'''
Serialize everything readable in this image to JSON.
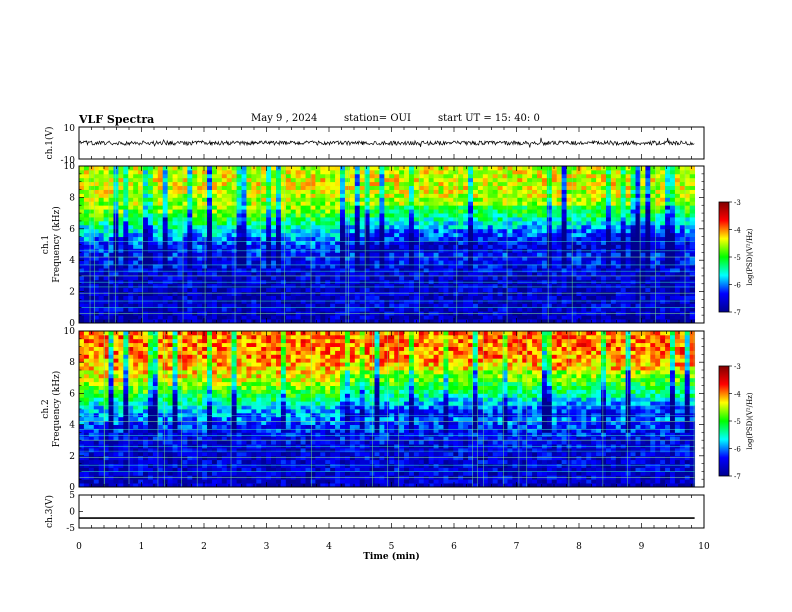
{
  "header": {
    "title": "VLF Spectra",
    "date": "May 9 , 2024",
    "station": "station= OUI",
    "start_time": "start UT = 15: 40: 0"
  },
  "panels": [
    {
      "ylabel": "ch.1(V)",
      "yticks": [
        "10",
        "-10"
      ]
    },
    {
      "ylabel_line1": "ch.1",
      "ylabel_line2": "Frequency (kHz)",
      "yticks": [
        "0",
        "2",
        "4",
        "6",
        "8",
        "10"
      ],
      "colorbar": {
        "ticks": [
          "-3",
          "-4",
          "-5",
          "-6",
          "-7"
        ],
        "label": "log(PSD)(V²/Hz)"
      }
    },
    {
      "ylabel_line1": "ch.2",
      "ylabel_line2": "Frequency (kHz)",
      "yticks": [
        "0",
        "2",
        "4",
        "6",
        "8",
        "10"
      ],
      "colorbar": {
        "ticks": [
          "-3",
          "-4",
          "-5",
          "-6",
          "-7"
        ],
        "label": "log(PSD)(V²/Hz)"
      }
    },
    {
      "ylabel": "ch.3(V)",
      "yticks": [
        "5",
        "0",
        "-5"
      ]
    }
  ],
  "xaxis": {
    "label": "Time (min)",
    "ticks": [
      "0",
      "1",
      "2",
      "3",
      "4",
      "5",
      "6",
      "7",
      "8",
      "9",
      "10"
    ]
  },
  "colors": {
    "colormap": [
      "#00008f",
      "#0000ff",
      "#00ffff",
      "#00ff00",
      "#ffff00",
      "#ff0000",
      "#800000"
    ]
  },
  "chart_data": [
    {
      "type": "line",
      "title": "ch.1(V)",
      "x_range": [
        0,
        9.85
      ],
      "ylim": [
        -10,
        10
      ],
      "baseline": 0
    },
    {
      "type": "heatmap",
      "title": "ch.1",
      "xlabel": "",
      "ylabel": "Frequency (kHz)",
      "xlim": [
        0,
        10
      ],
      "ylim": [
        0,
        10
      ],
      "data_x_max": 9.85,
      "colorbar_range": [
        -7,
        -3
      ],
      "z_profile": {
        "freq_khz": [
          0,
          1,
          2,
          3,
          4,
          5,
          6,
          7,
          8,
          9,
          10
        ],
        "log_psd": [
          -6.8,
          -6.6,
          -6.7,
          -6.6,
          -6.4,
          -6.2,
          -5.6,
          -4.8,
          -4.5,
          -4.4,
          -4.5
        ]
      }
    },
    {
      "type": "heatmap",
      "title": "ch.2",
      "xlabel": "",
      "ylabel": "Frequency (kHz)",
      "xlim": [
        0,
        10
      ],
      "ylim": [
        0,
        10
      ],
      "data_x_max": 9.85,
      "colorbar_range": [
        -7,
        -3
      ],
      "z_profile": {
        "freq_khz": [
          0,
          1,
          2,
          3,
          4,
          5,
          6,
          7,
          8,
          9,
          10
        ],
        "log_psd": [
          -6.7,
          -6.6,
          -6.6,
          -6.5,
          -6.2,
          -5.8,
          -5.0,
          -4.4,
          -4.1,
          -3.9,
          -4.0
        ]
      }
    },
    {
      "type": "line",
      "title": "ch.3(V)",
      "xlabel": "Time (min)",
      "x_range": [
        0,
        9.85
      ],
      "ylim": [
        -5,
        5
      ],
      "values_constant": -2
    }
  ]
}
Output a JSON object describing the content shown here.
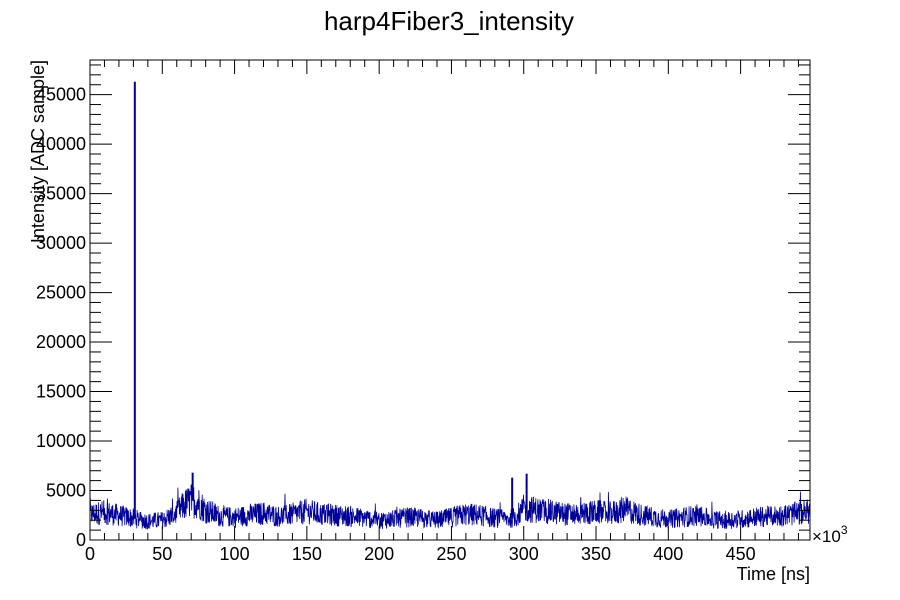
{
  "chart_data": {
    "type": "line",
    "title": "harp4Fiber3_intensity",
    "xlabel": "Time [ns]",
    "ylabel": "Intensity [ADC sample]",
    "x_multiplier_label": "×10",
    "x_multiplier_exponent": "3",
    "xlim": [
      0,
      498
    ],
    "ylim": [
      0,
      48500
    ],
    "x_ticks": [
      0,
      50,
      100,
      150,
      200,
      250,
      300,
      350,
      400,
      450
    ],
    "x_tick_labels": [
      "0",
      "50",
      "100",
      "150",
      "200",
      "250",
      "300",
      "350",
      "400",
      "450"
    ],
    "y_ticks": [
      0,
      5000,
      10000,
      15000,
      20000,
      25000,
      30000,
      35000,
      40000,
      45000
    ],
    "y_tick_labels": [
      "0",
      "5000",
      "10000",
      "15000",
      "20000",
      "25000",
      "30000",
      "35000",
      "40000",
      "45000"
    ],
    "grid": false,
    "series": [
      {
        "color": "#000099",
        "baseline_profile": {
          "x": [
            0,
            10,
            20,
            30,
            40,
            50,
            60,
            65,
            70,
            75,
            80,
            90,
            100,
            110,
            120,
            130,
            140,
            150,
            160,
            170,
            180,
            190,
            200,
            210,
            220,
            230,
            240,
            250,
            260,
            270,
            280,
            290,
            295,
            300,
            310,
            320,
            330,
            340,
            350,
            360,
            370,
            380,
            390,
            400,
            410,
            420,
            430,
            440,
            450,
            460,
            470,
            480,
            490,
            498
          ],
          "y": [
            2600,
            2800,
            2500,
            2200,
            1900,
            2000,
            2700,
            3500,
            4000,
            3800,
            3000,
            2400,
            2300,
            2500,
            2700,
            2400,
            2600,
            2900,
            2600,
            2500,
            2400,
            2200,
            2000,
            2100,
            2300,
            2200,
            2000,
            2300,
            2600,
            2500,
            2200,
            2100,
            2400,
            3200,
            3000,
            2800,
            2600,
            2700,
            2800,
            2700,
            3100,
            2600,
            2300,
            2100,
            2300,
            2500,
            2100,
            2000,
            2100,
            2300,
            2400,
            2500,
            2700,
            2900
          ]
        },
        "spikes": [
          {
            "x": 31,
            "y": 46300
          },
          {
            "x": 71,
            "y": 6800
          },
          {
            "x": 292,
            "y": 6300
          },
          {
            "x": 302,
            "y": 6700
          }
        ]
      }
    ]
  }
}
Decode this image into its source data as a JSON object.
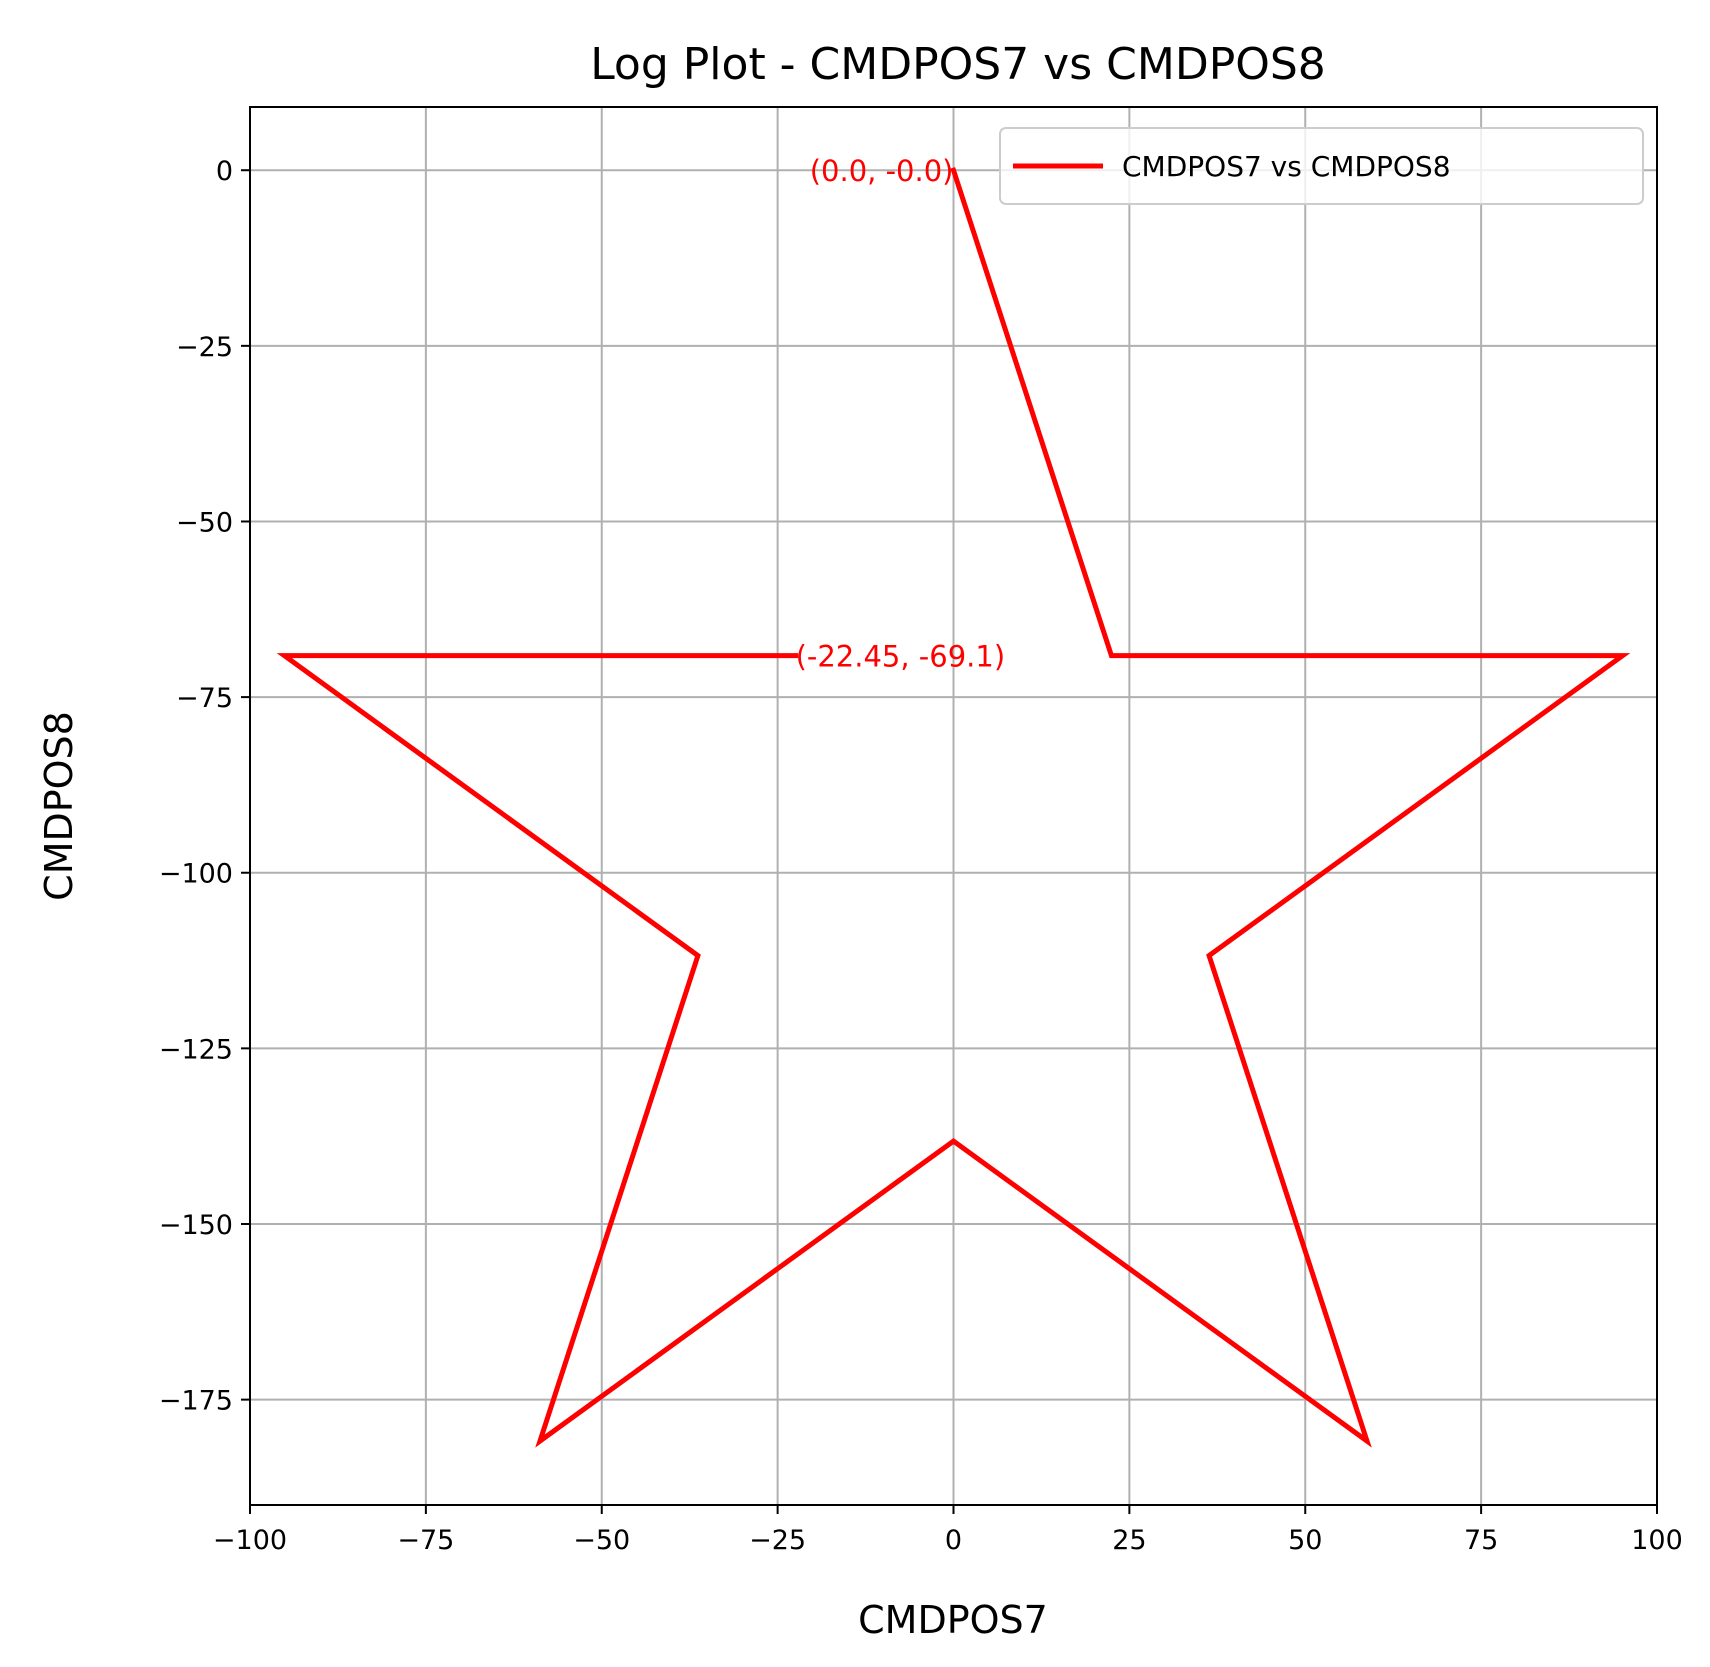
{
  "chart_data": {
    "type": "line",
    "title": "Log Plot - CMDPOS7 vs CMDPOS8",
    "xlabel": "CMDPOS7",
    "ylabel": "CMDPOS8",
    "xlim": [
      -100,
      100
    ],
    "ylim": [
      -190,
      9
    ],
    "xticks": [
      -100,
      -75,
      -50,
      -25,
      0,
      25,
      50,
      75,
      100
    ],
    "yticks": [
      0,
      -25,
      -50,
      -75,
      -100,
      -125,
      -150,
      -175
    ],
    "xtick_labels": [
      "−100",
      "−75",
      "−50",
      "−25",
      "0",
      "25",
      "50",
      "75",
      "100"
    ],
    "ytick_labels": [
      "0",
      "−25",
      "−50",
      "−75",
      "−100",
      "−125",
      "−150",
      "−175"
    ],
    "grid": true,
    "legend_position": "top-right",
    "series": [
      {
        "name": "CMDPOS7 vs CMDPOS8",
        "color": "#ff0000",
        "x": [
          0,
          22.45,
          95.11,
          36.33,
          58.78,
          0,
          -58.78,
          -36.33,
          -95.11,
          -22.45
        ],
        "y": [
          0,
          -69.1,
          -69.1,
          -111.8,
          -180.9,
          -138.2,
          -180.9,
          -111.8,
          -69.1,
          -69.1
        ]
      }
    ],
    "annotations": [
      {
        "text": "(0.0, -0.0)",
        "x": 0,
        "y": 0,
        "color": "#ff0000",
        "align": "end"
      },
      {
        "text": "(-22.45, -69.1)",
        "x": -22.45,
        "y": -69.1,
        "color": "#ff0000",
        "align": "start"
      }
    ]
  }
}
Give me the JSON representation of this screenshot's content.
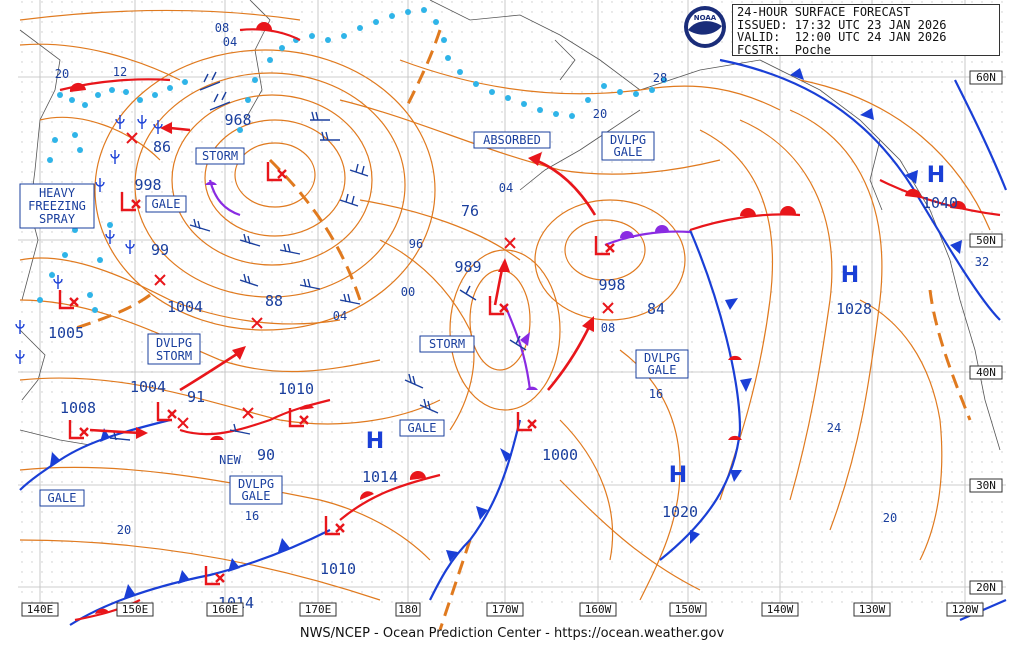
'''
TASK BRIEF> Reproduce the full listing faithfully, but do not carry over any pictures.

WRITTEN REPLY>
Serialize everything readable in this image to JSON.
{
  "header": {
    "title": "VLF Spectra",
    "date": "May 9 , 2024",
    "station": "station= OUI",
    "start_time": "start UT = 15: 40: 0"
  },
  "panels": [
    {
      "ylabel": "ch.1(V)",
      "yticks": [
        "10",
        "-10"
      ]
    },
    {
      "ylabel_line1": "ch.1",
      "ylabel_line2": "Frequency (kHz)",
      "yticks": [
        "0",
        "2",
        "4",
        "6",
        "8",
        "10"
      ],
      "colorbar": {
        "ticks": [
          "-3",
          "-4",
          "-5",
          "-6",
          "-7"
        ],
        "label": "log(PSD)(V²/Hz)"
      }
    },
    {
      "ylabel_line1": "ch.2",
      "ylabel_line2": "Frequency (kHz)",
      "yticks": [
        "0",
        "2",
        "4",
        "6",
        "8",
        "10"
      ],
      "colorbar": {
        "ticks": [
          "-3",
          "-4",
          "-5",
          "-6",
          "-7"
        ],
        "label": "log(PSD)(V²/Hz)"
      }
    },
    {
      "ylabel": "ch.3(V)",
      "yticks": [
        "5",
        "0",
        "-5"
      ]
    }
  ],
  "xaxis": {
    "label": "Time (min)",
    "ticks": [
      "0",
      "1",
      "2",
      "3",
      "4",
      "5",
      "6",
      "7",
      "8",
      "9",
      "10"
    ]
  },
  "colors": {
    "colormap": [
      "#00008f",
      "#0000ff",
      "#00ffff",
      "#00ff00",
      "#ffff00",
      "#ff0000",
      "#800000"
    ]
  },
  "chart_data": [
    {
      "type": "line",
      "title": "ch.1(V)",
      "x_range": [
        0,
        9.85
      ],
      "ylim": [
        -10,
        10
      ],
      "baseline": 0
    },
    {
      "type": "heatmap",
      "title": "ch.1",
      "xlabel": "",
      "ylabel": "Frequency (kHz)",
      "xlim": [
        0,
        10
      ],
      "ylim": [
        0,
        10
      ],
      "data_x_max": 9.85,
      "colorbar_range": [
        -7,
        -3
      ],
      "z_profile": {
        "freq_khz": [
          0,
          1,
          2,
          3,
          4,
          5,
          6,
          7,
          8,
          9,
          10
        ],
        "log_psd": [
          -6.8,
          -6.6,
          -6.7,
          -6.6,
          -6.4,
          -6.2,
          -5.6,
          -4.8,
          -4.5,
          -4.4,
          -4.5
        ]
      }
    },
    {
      "type": "heatmap",
      "title": "ch.2",
      "xlabel": "",
      "ylabel": "Frequency (kHz)",
      "xlim": [
        0,
        10
      ],
      "ylim": [
        0,
        10
      ],
      "data_x_max": 9.85,
      "colorbar_range": [
        -7,
        -3
      ],
      "z_profile": {
        "freq_khz": [
          0,
          1,
          2,
          3,
          4,
          5,
          6,
          7,
          8,
          9,
          10
        ],
        "log_psd": [
          -6.7,
          -6.6,
          -6.6,
          -6.5,
          -6.2,
          -5.8,
          -5.0,
          -4.4,
          -4.1,
          -3.9,
          -4.0
        ]
      }
    },
    {
      "type": "line",
      "title": "ch.3(V)",
      "xlabel": "Time (min)",
      "x_range": [
        0,
        9.85
      ],
      "ylim": [
        -5,
        5
      ],
      "values_constant": -2
    }
  ]
}
Output a JSON object describing the content shown here.
{
  "chart_data": {
    "type": "line",
    "title": "harp4Fiber3_intensity",
    "xlabel": "Time [ns]",
    "ylabel": "Intensity [ADC sample]",
    "x_multiplier_label": "×10",
    "x_multiplier_exponent": "3",
    "xlim": [
      0,
      498
    ],
    "ylim": [
      0,
      48500
    ],
    "x_ticks": [
      0,
      50,
      100,
      150,
      200,
      250,
      300,
      350,
      400,
      450
    ],
    "x_tick_labels": [
      "0",
      "50",
      "100",
      "150",
      "200",
      "250",
      "300",
      "350",
      "400",
      "450"
    ],
    "y_ticks": [
      0,
      5000,
      10000,
      15000,
      20000,
      25000,
      30000,
      35000,
      40000,
      45000
    ],
    "y_tick_labels": [
      "0",
      "5000",
      "10000",
      "15000",
      "20000",
      "25000",
      "30000",
      "35000",
      "40000",
      "45000"
    ],
    "grid": false,
    "series": [
      {
        "color": "#000099",
        "baseline_profile": {
          "x": [
            0,
            10,
            20,
            30,
            40,
            50,
            60,
            65,
            70,
            75,
            80,
            90,
            100,
            110,
            120,
            130,
            140,
            150,
            160,
            170,
            180,
            190,
            200,
            210,
            220,
            230,
            240,
            250,
            260,
            270,
            280,
            290,
            295,
            300,
            310,
            320,
            330,
            340,
            350,
            360,
            370,
            380,
            390,
            400,
            410,
            420,
            430,
            440,
            450,
            460,
            470,
            480,
            490,
            498
          ],
          "y": [
            2600,
            2800,
            2500,
            2200,
            1900,
            2000,
            2700,
            3500,
            4000,
            3800,
            3000,
            2400,
            2300,
            2500,
            2700,
            2400,
            2600,
            2900,
            2600,
            2500,
            2400,
            2200,
            2000,
            2100,
            2300,
            2200,
            2000,
            2300,
            2600,
            2500,
            2200,
            2100,
            2400,
            3200,
            3000,
            2800,
            2600,
            2700,
            2800,
            2700,
            3100,
            2600,
            2300,
            2100,
            2300,
            2500,
            2100,
            2000,
            2100,
            2300,
            2400,
            2500,
            2700,
            2900
          ]
        },
        "spikes": [
          {
            "x": 31,
            "y": 46300
          },
          {
            "x": 71,
            "y": 6800
          },
          {
            "x": 292,
            "y": 6300
          },
          {
            "x": 302,
            "y": 6700
          }
        ]
      }
    ]
  }
}
Decode this image into its source data as a JSON object.
{
  "chart_data": {
    "type": "line",
    "title": "Log Plot - CMDPOS7 vs CMDPOS8",
    "xlabel": "CMDPOS7",
    "ylabel": "CMDPOS8",
    "xlim": [
      -100,
      100
    ],
    "ylim": [
      -190,
      9
    ],
    "xticks": [
      -100,
      -75,
      -50,
      -25,
      0,
      25,
      50,
      75,
      100
    ],
    "yticks": [
      0,
      -25,
      -50,
      -75,
      -100,
      -125,
      -150,
      -175
    ],
    "xtick_labels": [
      "−100",
      "−75",
      "−50",
      "−25",
      "0",
      "25",
      "50",
      "75",
      "100"
    ],
    "ytick_labels": [
      "0",
      "−25",
      "−50",
      "−75",
      "−100",
      "−125",
      "−150",
      "−175"
    ],
    "grid": true,
    "legend_position": "top-right",
    "series": [
      {
        "name": "CMDPOS7 vs CMDPOS8",
        "color": "#ff0000",
        "x": [
          0,
          22.45,
          95.11,
          36.33,
          58.78,
          0,
          -58.78,
          -36.33,
          -95.11,
          -22.45
        ],
        "y": [
          0,
          -69.1,
          -69.1,
          -111.8,
          -180.9,
          -138.2,
          -180.9,
          -111.8,
          -69.1,
          -69.1
        ]
      }
    ],
    "annotations": [
      {
        "text": "(0.0, -0.0)",
        "x": 0,
        "y": 0,
        "color": "#ff0000",
        "align": "end"
      },
      {
        "text": "(-22.45, -69.1)",
        "x": -22.45,
        "y": -69.1,
        "color": "#ff0000",
        "align": "start"
      }
    ]
  }
}
Give me the JSON representation of this screenshot's content.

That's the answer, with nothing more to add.